Check every line of the entries below for the word "Play", and copy the ones that have it.

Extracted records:
━━━━━━━━

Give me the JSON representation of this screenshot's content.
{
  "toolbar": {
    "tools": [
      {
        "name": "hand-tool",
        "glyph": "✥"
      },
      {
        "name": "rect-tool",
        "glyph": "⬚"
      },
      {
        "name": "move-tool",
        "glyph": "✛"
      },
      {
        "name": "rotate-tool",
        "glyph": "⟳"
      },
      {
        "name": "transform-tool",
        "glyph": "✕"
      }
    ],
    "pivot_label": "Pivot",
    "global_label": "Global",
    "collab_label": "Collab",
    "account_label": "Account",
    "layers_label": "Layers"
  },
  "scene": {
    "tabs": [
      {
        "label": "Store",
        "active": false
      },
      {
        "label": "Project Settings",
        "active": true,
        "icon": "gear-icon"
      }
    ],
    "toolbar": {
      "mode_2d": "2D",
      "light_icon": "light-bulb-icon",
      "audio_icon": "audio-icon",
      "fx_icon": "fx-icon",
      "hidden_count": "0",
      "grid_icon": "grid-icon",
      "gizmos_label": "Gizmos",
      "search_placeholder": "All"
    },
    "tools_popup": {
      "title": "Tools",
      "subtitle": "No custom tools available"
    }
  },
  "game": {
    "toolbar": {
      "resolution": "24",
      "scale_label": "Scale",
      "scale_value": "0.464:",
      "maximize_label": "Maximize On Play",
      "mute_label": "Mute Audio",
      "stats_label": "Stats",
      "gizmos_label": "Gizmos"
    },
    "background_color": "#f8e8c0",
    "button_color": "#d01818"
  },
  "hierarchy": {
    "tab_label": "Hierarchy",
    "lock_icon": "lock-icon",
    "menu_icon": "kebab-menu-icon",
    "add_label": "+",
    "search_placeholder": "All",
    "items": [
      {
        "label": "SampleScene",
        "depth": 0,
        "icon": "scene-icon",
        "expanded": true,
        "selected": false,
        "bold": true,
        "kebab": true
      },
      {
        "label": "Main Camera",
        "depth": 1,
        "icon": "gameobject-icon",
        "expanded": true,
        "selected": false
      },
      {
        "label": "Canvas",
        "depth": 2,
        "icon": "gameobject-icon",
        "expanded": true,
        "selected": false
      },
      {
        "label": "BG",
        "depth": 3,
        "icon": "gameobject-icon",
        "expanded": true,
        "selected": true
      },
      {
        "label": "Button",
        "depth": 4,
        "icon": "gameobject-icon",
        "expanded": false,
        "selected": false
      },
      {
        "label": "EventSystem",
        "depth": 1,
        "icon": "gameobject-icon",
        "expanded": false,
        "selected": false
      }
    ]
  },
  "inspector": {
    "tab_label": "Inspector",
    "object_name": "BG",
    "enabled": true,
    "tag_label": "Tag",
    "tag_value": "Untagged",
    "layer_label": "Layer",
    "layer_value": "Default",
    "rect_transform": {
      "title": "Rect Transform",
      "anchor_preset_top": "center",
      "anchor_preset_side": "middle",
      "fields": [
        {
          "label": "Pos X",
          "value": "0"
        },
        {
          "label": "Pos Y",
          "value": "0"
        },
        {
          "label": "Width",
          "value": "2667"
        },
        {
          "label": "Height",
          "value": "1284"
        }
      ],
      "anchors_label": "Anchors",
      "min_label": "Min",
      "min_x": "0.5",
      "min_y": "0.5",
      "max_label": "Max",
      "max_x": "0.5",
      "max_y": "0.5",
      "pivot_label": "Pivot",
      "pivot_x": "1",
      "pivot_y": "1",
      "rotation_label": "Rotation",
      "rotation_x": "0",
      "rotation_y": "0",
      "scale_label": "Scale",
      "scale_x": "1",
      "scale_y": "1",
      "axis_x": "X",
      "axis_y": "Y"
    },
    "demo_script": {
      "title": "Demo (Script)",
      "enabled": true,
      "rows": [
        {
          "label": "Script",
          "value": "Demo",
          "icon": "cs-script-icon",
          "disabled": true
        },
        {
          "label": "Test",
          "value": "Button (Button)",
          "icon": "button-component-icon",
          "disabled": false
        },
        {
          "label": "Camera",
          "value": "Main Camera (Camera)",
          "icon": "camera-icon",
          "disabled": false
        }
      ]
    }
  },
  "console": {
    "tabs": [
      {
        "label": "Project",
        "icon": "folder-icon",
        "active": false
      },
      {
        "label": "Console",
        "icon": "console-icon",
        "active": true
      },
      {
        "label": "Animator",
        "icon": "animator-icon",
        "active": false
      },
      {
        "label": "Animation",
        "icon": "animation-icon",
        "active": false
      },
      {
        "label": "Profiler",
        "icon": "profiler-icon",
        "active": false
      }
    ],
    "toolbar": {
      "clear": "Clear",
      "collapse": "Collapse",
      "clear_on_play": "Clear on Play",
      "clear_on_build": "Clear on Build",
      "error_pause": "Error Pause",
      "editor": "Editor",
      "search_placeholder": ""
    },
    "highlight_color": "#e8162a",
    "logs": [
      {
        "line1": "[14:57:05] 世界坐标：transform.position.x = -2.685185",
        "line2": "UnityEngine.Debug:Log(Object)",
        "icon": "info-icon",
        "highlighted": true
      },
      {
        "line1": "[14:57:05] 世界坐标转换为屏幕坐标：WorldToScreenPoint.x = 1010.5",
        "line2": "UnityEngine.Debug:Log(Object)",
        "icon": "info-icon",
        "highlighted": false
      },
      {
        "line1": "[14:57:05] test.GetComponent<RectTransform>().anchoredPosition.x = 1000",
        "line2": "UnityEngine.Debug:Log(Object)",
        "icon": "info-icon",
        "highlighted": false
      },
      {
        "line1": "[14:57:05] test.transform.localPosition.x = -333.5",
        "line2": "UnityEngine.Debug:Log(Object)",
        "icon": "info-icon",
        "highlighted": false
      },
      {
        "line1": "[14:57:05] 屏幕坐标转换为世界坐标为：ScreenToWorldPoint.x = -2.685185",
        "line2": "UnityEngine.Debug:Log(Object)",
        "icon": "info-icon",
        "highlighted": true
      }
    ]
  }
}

━━━━━━━━

Answer:
      "maximize_label": "Maximize On Play",
      "clear_on_play": "Clear on Play",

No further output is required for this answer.